(Required task) Extract each line holding the word "SDTVAR" from the entries.
"""
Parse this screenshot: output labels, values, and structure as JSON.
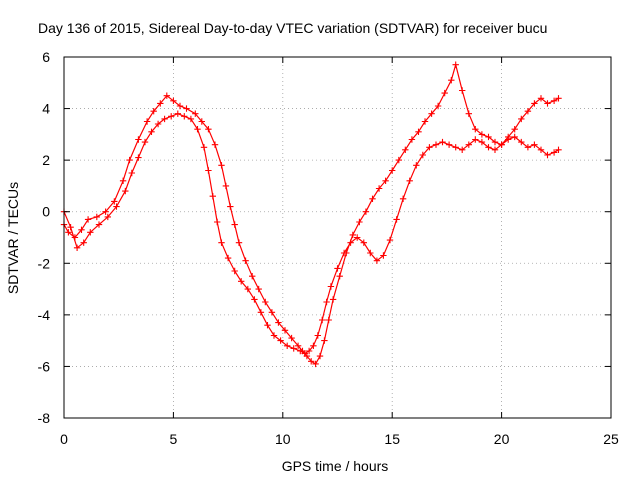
{
  "chart_data": {
    "type": "scatter",
    "title": "Day 136 of 2015, Sidereal Day-to-day VTEC variation (SDTVAR) for receiver bucu",
    "xlabel": "GPS time / hours",
    "ylabel": "SDTVAR / TECUs",
    "xlim": [
      0,
      25
    ],
    "ylim": [
      -8,
      6
    ],
    "xticks": [
      0,
      5,
      10,
      15,
      20,
      25
    ],
    "yticks": [
      -8,
      -6,
      -4,
      -2,
      0,
      2,
      4,
      6
    ],
    "x_tick_labels": [
      "0",
      "5",
      "10",
      "15",
      "20",
      "25"
    ],
    "y_tick_labels": [
      "-8",
      "-6",
      "-4",
      "-2",
      "0",
      "2",
      "4",
      "6"
    ],
    "grid": true,
    "marker": "plus",
    "color": "#ff0000",
    "series": [
      {
        "x": [
          0.0,
          0.2,
          0.5,
          0.8,
          1.1,
          1.5,
          1.9,
          2.3,
          2.7,
          3.0,
          3.4,
          3.8,
          4.1,
          4.4,
          4.7,
          5.0,
          5.3,
          5.6,
          6.0,
          6.3,
          6.6,
          6.9,
          7.2,
          7.4,
          7.6,
          7.8,
          8.0,
          8.3,
          8.6,
          8.9,
          9.2,
          9.5,
          9.8,
          10.1,
          10.4,
          10.7,
          10.9,
          11.1,
          11.3,
          11.5,
          11.7,
          11.9,
          12.1,
          12.3,
          12.6,
          12.9,
          13.2,
          13.5,
          13.8,
          14.1,
          14.4,
          14.7,
          15.0,
          15.3,
          15.6,
          15.9,
          16.2,
          16.5,
          16.8,
          17.1,
          17.4,
          17.7,
          17.9,
          18.2,
          18.5,
          18.8,
          19.1,
          19.4,
          19.7,
          20.0,
          20.3,
          20.6,
          20.9,
          21.2,
          21.5,
          21.8,
          22.1,
          22.4,
          22.6
        ],
        "y": [
          -0.5,
          -0.8,
          -1.0,
          -0.7,
          -0.3,
          -0.2,
          0.0,
          0.4,
          1.2,
          2.0,
          2.8,
          3.5,
          3.9,
          4.2,
          4.5,
          4.3,
          4.1,
          4.0,
          3.8,
          3.5,
          3.2,
          2.6,
          1.8,
          1.0,
          0.2,
          -0.5,
          -1.2,
          -1.9,
          -2.5,
          -3.0,
          -3.5,
          -3.9,
          -4.3,
          -4.6,
          -4.9,
          -5.2,
          -5.4,
          -5.6,
          -5.8,
          -5.9,
          -5.6,
          -5.0,
          -4.2,
          -3.4,
          -2.5,
          -1.6,
          -0.9,
          -0.4,
          0.0,
          0.5,
          0.9,
          1.2,
          1.6,
          2.0,
          2.4,
          2.8,
          3.1,
          3.5,
          3.8,
          4.1,
          4.6,
          5.1,
          5.7,
          4.7,
          3.8,
          3.2,
          3.0,
          2.9,
          2.7,
          2.6,
          2.9,
          3.2,
          3.6,
          3.9,
          4.2,
          4.4,
          4.2,
          4.3,
          4.4
        ]
      },
      {
        "x": [
          0.0,
          0.3,
          0.6,
          0.9,
          1.2,
          1.6,
          2.0,
          2.4,
          2.8,
          3.1,
          3.4,
          3.7,
          4.0,
          4.3,
          4.6,
          4.9,
          5.2,
          5.5,
          5.8,
          6.1,
          6.4,
          6.6,
          6.8,
          7.0,
          7.2,
          7.5,
          7.8,
          8.1,
          8.4,
          8.7,
          9.0,
          9.3,
          9.6,
          9.9,
          10.2,
          10.5,
          10.8,
          11.0,
          11.2,
          11.4,
          11.6,
          11.8,
          12.0,
          12.2,
          12.5,
          12.8,
          13.1,
          13.4,
          13.7,
          14.0,
          14.3,
          14.6,
          14.9,
          15.2,
          15.5,
          15.8,
          16.1,
          16.4,
          16.7,
          17.0,
          17.3,
          17.6,
          17.9,
          18.2,
          18.5,
          18.8,
          19.1,
          19.4,
          19.7,
          20.0,
          20.3,
          20.6,
          20.9,
          21.2,
          21.5,
          21.8,
          22.1,
          22.4,
          22.6
        ],
        "y": [
          0.0,
          -0.6,
          -1.4,
          -1.2,
          -0.8,
          -0.5,
          -0.2,
          0.2,
          0.8,
          1.5,
          2.1,
          2.7,
          3.1,
          3.4,
          3.6,
          3.7,
          3.8,
          3.7,
          3.6,
          3.2,
          2.5,
          1.6,
          0.6,
          -0.4,
          -1.2,
          -1.8,
          -2.3,
          -2.7,
          -3.0,
          -3.4,
          -3.9,
          -4.4,
          -4.8,
          -5.0,
          -5.2,
          -5.3,
          -5.4,
          -5.5,
          -5.4,
          -5.2,
          -4.8,
          -4.2,
          -3.5,
          -2.9,
          -2.2,
          -1.6,
          -1.2,
          -1.0,
          -1.2,
          -1.6,
          -1.9,
          -1.7,
          -1.1,
          -0.3,
          0.5,
          1.2,
          1.8,
          2.2,
          2.5,
          2.6,
          2.7,
          2.6,
          2.5,
          2.4,
          2.6,
          2.8,
          2.7,
          2.5,
          2.4,
          2.6,
          2.8,
          2.9,
          2.7,
          2.5,
          2.6,
          2.4,
          2.2,
          2.3,
          2.4
        ]
      }
    ]
  }
}
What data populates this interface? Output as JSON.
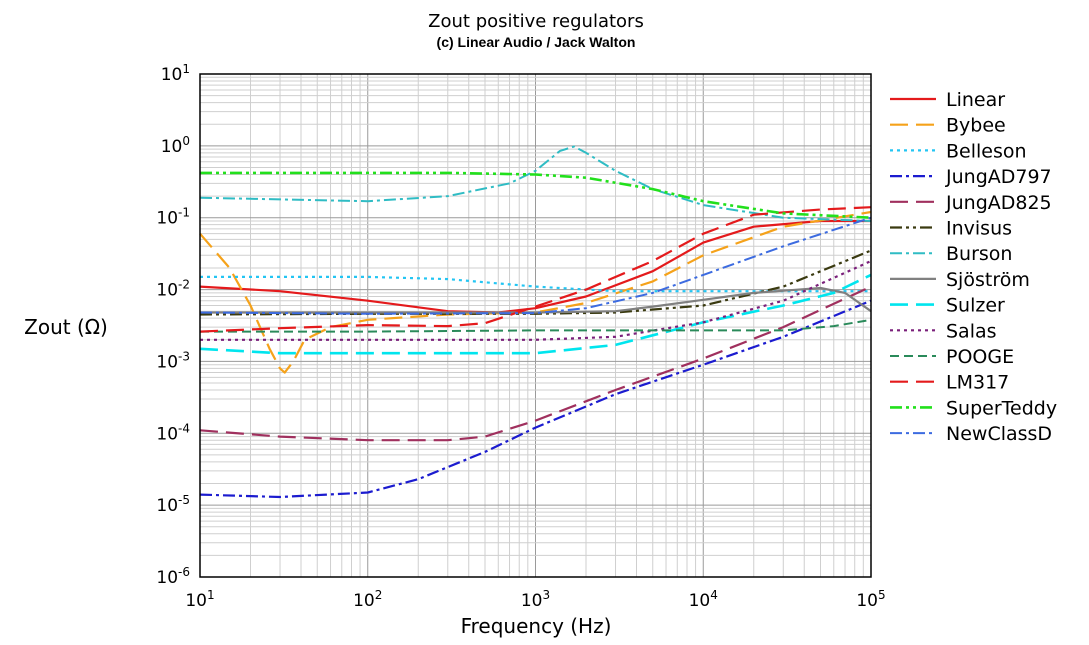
{
  "chart_data": {
    "type": "line",
    "title": "Zout positive regulators",
    "subtitle": "(c) Linear Audio / Jack Walton",
    "xlabel": "Frequency (Hz)",
    "ylabel": "Zout (Ω)",
    "xscale": "log",
    "yscale": "log",
    "xlim": [
      10,
      100000
    ],
    "ylim": [
      1e-06,
      10
    ],
    "x_ticks": [
      {
        "base": "10",
        "exp": "1"
      },
      {
        "base": "10",
        "exp": "2"
      },
      {
        "base": "10",
        "exp": "3"
      },
      {
        "base": "10",
        "exp": "4"
      },
      {
        "base": "10",
        "exp": "5"
      }
    ],
    "y_ticks": [
      {
        "base": "10",
        "exp": "1"
      },
      {
        "base": "10",
        "exp": "0"
      },
      {
        "base": "10",
        "exp": "-1"
      },
      {
        "base": "10",
        "exp": "-2"
      },
      {
        "base": "10",
        "exp": "-3"
      },
      {
        "base": "10",
        "exp": "-4"
      },
      {
        "base": "10",
        "exp": "-5"
      },
      {
        "base": "10",
        "exp": "-6"
      }
    ],
    "grid": true,
    "legend_position": "right",
    "series": [
      {
        "name": "Linear",
        "color": "#e41a1c",
        "dash": "solid",
        "width": 2.2,
        "points": [
          [
            10,
            0.011
          ],
          [
            30,
            0.0095
          ],
          [
            100,
            0.007
          ],
          [
            300,
            0.005
          ],
          [
            600,
            0.0048
          ],
          [
            1000,
            0.0055
          ],
          [
            2000,
            0.008
          ],
          [
            5000,
            0.018
          ],
          [
            10000,
            0.045
          ],
          [
            20000,
            0.075
          ],
          [
            50000,
            0.09
          ],
          [
            100000,
            0.09
          ]
        ]
      },
      {
        "name": "Bybee",
        "color": "#f5a21a",
        "dash": "longdash",
        "width": 2.2,
        "points": [
          [
            10,
            0.06
          ],
          [
            15,
            0.02
          ],
          [
            20,
            0.006
          ],
          [
            26,
            0.0015
          ],
          [
            30,
            0.0008
          ],
          [
            32,
            0.0007
          ],
          [
            36,
            0.001
          ],
          [
            42,
            0.002
          ],
          [
            60,
            0.003
          ],
          [
            100,
            0.0038
          ],
          [
            300,
            0.0045
          ],
          [
            1000,
            0.0048
          ],
          [
            2000,
            0.0065
          ],
          [
            5000,
            0.013
          ],
          [
            10000,
            0.03
          ],
          [
            30000,
            0.075
          ],
          [
            100000,
            0.12
          ]
        ]
      },
      {
        "name": "Belleson",
        "color": "#23c5f3",
        "dash": "dot",
        "width": 2.2,
        "points": [
          [
            10,
            0.015
          ],
          [
            100,
            0.015
          ],
          [
            300,
            0.014
          ],
          [
            1000,
            0.011
          ],
          [
            3000,
            0.0095
          ],
          [
            10000,
            0.0095
          ],
          [
            30000,
            0.0095
          ],
          [
            100000,
            0.0095
          ]
        ]
      },
      {
        "name": "JungAD797",
        "color": "#1b1bcf",
        "dash": "dashdot",
        "width": 2.2,
        "points": [
          [
            10,
            1.4e-05
          ],
          [
            30,
            1.3e-05
          ],
          [
            100,
            1.5e-05
          ],
          [
            200,
            2.3e-05
          ],
          [
            500,
            5.5e-05
          ],
          [
            1000,
            0.00012
          ],
          [
            3000,
            0.00035
          ],
          [
            10000,
            0.0009
          ],
          [
            30000,
            0.0022
          ],
          [
            100000,
            0.007
          ]
        ]
      },
      {
        "name": "JungAD825",
        "color": "#a0305e",
        "dash": "longdash",
        "width": 2.2,
        "points": [
          [
            10,
            0.00011
          ],
          [
            30,
            9e-05
          ],
          [
            100,
            8e-05
          ],
          [
            300,
            8e-05
          ],
          [
            500,
            9e-05
          ],
          [
            1000,
            0.00015
          ],
          [
            3000,
            0.0004
          ],
          [
            10000,
            0.0011
          ],
          [
            30000,
            0.003
          ],
          [
            100000,
            0.011
          ]
        ]
      },
      {
        "name": "Invisus",
        "color": "#3a3a10",
        "dash": "dashdotdot",
        "width": 2.2,
        "points": [
          [
            10,
            0.0045
          ],
          [
            100,
            0.0046
          ],
          [
            1000,
            0.0046
          ],
          [
            3000,
            0.0048
          ],
          [
            10000,
            0.006
          ],
          [
            30000,
            0.011
          ],
          [
            100000,
            0.035
          ]
        ]
      },
      {
        "name": "Burson",
        "color": "#2fbcc4",
        "dash": "dashdot",
        "width": 2.0,
        "points": [
          [
            10,
            0.19
          ],
          [
            30,
            0.18
          ],
          [
            100,
            0.17
          ],
          [
            300,
            0.2
          ],
          [
            700,
            0.3
          ],
          [
            1000,
            0.45
          ],
          [
            1400,
            0.85
          ],
          [
            1700,
            0.98
          ],
          [
            2000,
            0.8
          ],
          [
            3000,
            0.45
          ],
          [
            5000,
            0.25
          ],
          [
            10000,
            0.15
          ],
          [
            30000,
            0.1
          ],
          [
            100000,
            0.09
          ]
        ]
      },
      {
        "name": "Sjöström",
        "color": "#808080",
        "dash": "solid",
        "width": 2.2,
        "points": [
          [
            10,
            0.0048
          ],
          [
            100,
            0.0048
          ],
          [
            1000,
            0.0048
          ],
          [
            3000,
            0.005
          ],
          [
            5000,
            0.0058
          ],
          [
            10000,
            0.0072
          ],
          [
            20000,
            0.009
          ],
          [
            50000,
            0.0105
          ],
          [
            70000,
            0.009
          ],
          [
            100000,
            0.005
          ]
        ]
      },
      {
        "name": "Sulzer",
        "color": "#00e5ee",
        "dash": "longdash",
        "width": 2.6,
        "points": [
          [
            10,
            0.0015
          ],
          [
            30,
            0.0013
          ],
          [
            100,
            0.0013
          ],
          [
            1000,
            0.0013
          ],
          [
            3000,
            0.0017
          ],
          [
            10000,
            0.0035
          ],
          [
            30000,
            0.006
          ],
          [
            60000,
            0.009
          ],
          [
            100000,
            0.016
          ]
        ]
      },
      {
        "name": "Salas",
        "color": "#7a1f7a",
        "dash": "dot",
        "width": 2.2,
        "points": [
          [
            10,
            0.002
          ],
          [
            100,
            0.002
          ],
          [
            1000,
            0.002
          ],
          [
            3000,
            0.0022
          ],
          [
            10000,
            0.0035
          ],
          [
            30000,
            0.007
          ],
          [
            100000,
            0.025
          ]
        ]
      },
      {
        "name": "POOGE",
        "color": "#2a8a5a",
        "dash": "dash",
        "width": 2.0,
        "points": [
          [
            10,
            0.0026
          ],
          [
            100,
            0.0026
          ],
          [
            1000,
            0.0027
          ],
          [
            10000,
            0.0027
          ],
          [
            30000,
            0.0027
          ],
          [
            60000,
            0.0031
          ],
          [
            100000,
            0.0038
          ]
        ]
      },
      {
        "name": "LM317",
        "color": "#e41a1c",
        "dash": "longdash",
        "width": 2.2,
        "points": [
          [
            10,
            0.0026
          ],
          [
            30,
            0.0029
          ],
          [
            100,
            0.0032
          ],
          [
            300,
            0.0031
          ],
          [
            500,
            0.0034
          ],
          [
            1000,
            0.0058
          ],
          [
            2000,
            0.01
          ],
          [
            5000,
            0.025
          ],
          [
            10000,
            0.06
          ],
          [
            20000,
            0.11
          ],
          [
            50000,
            0.13
          ],
          [
            100000,
            0.14
          ]
        ]
      },
      {
        "name": "SuperTeddy",
        "color": "#22e01c",
        "dash": "dashdotdot",
        "width": 2.6,
        "points": [
          [
            10,
            0.42
          ],
          [
            100,
            0.42
          ],
          [
            300,
            0.42
          ],
          [
            1000,
            0.4
          ],
          [
            2000,
            0.36
          ],
          [
            5000,
            0.25
          ],
          [
            10000,
            0.17
          ],
          [
            30000,
            0.115
          ],
          [
            100000,
            0.1
          ]
        ]
      },
      {
        "name": "NewClassD",
        "color": "#3c6be0",
        "dash": "dashdot",
        "width": 2.0,
        "points": [
          [
            10,
            0.0048
          ],
          [
            100,
            0.0046
          ],
          [
            1000,
            0.0047
          ],
          [
            2000,
            0.0055
          ],
          [
            5000,
            0.009
          ],
          [
            10000,
            0.016
          ],
          [
            30000,
            0.04
          ],
          [
            100000,
            0.1
          ]
        ]
      }
    ]
  }
}
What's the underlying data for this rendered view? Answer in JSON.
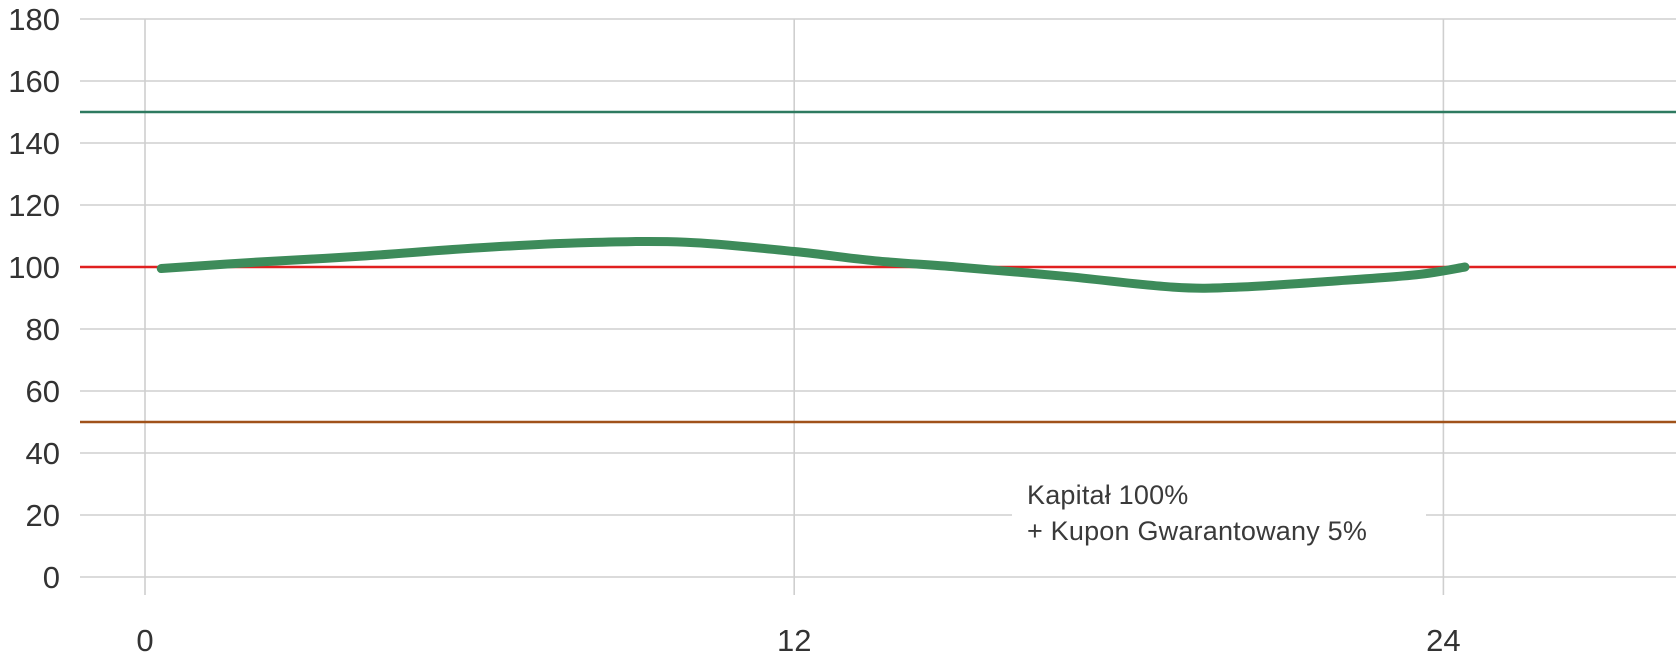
{
  "chart_data": {
    "type": "line",
    "title": "",
    "xlabel": "",
    "ylabel": "",
    "xlim": [
      -2,
      28
    ],
    "ylim": [
      0,
      180
    ],
    "x_ticks": [
      0,
      12,
      24
    ],
    "x_tick_labels": [
      "0",
      "12",
      "24"
    ],
    "y_ticks": [
      0,
      20,
      40,
      60,
      80,
      100,
      120,
      140,
      160,
      180
    ],
    "y_tick_labels": [
      "0",
      "20",
      "40",
      "60",
      "80",
      "100",
      "120",
      "140",
      "160",
      "180"
    ],
    "grid": true,
    "series": [
      {
        "color": "#3d8b5a",
        "x": [
          0.3,
          2,
          4,
          6,
          8,
          10,
          12,
          13.5,
          15,
          17,
          19,
          20.2,
          22,
          23.5,
          24.4
        ],
        "y": [
          99.5,
          101.5,
          103.5,
          106,
          107.8,
          108,
          105,
          102,
          100,
          97,
          93.5,
          93.5,
          95.5,
          97.5,
          100
        ]
      }
    ],
    "reference_lines": [
      {
        "y": 150,
        "color": "#2e7a60"
      },
      {
        "y": 100,
        "color": "#e02020"
      },
      {
        "y": 50,
        "color": "#a0521a"
      }
    ],
    "annotation": {
      "line1": "Kapitał 100%",
      "line2": "+ Kupon Gwarantowany 5%"
    }
  }
}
"""
(The output)
    "title": "Day 136 of 2015, Sidereal Day-to-day VTEC variation (SDTVAR) for receiver bucu",
    "ylabel": "SDTVAR / TECUs",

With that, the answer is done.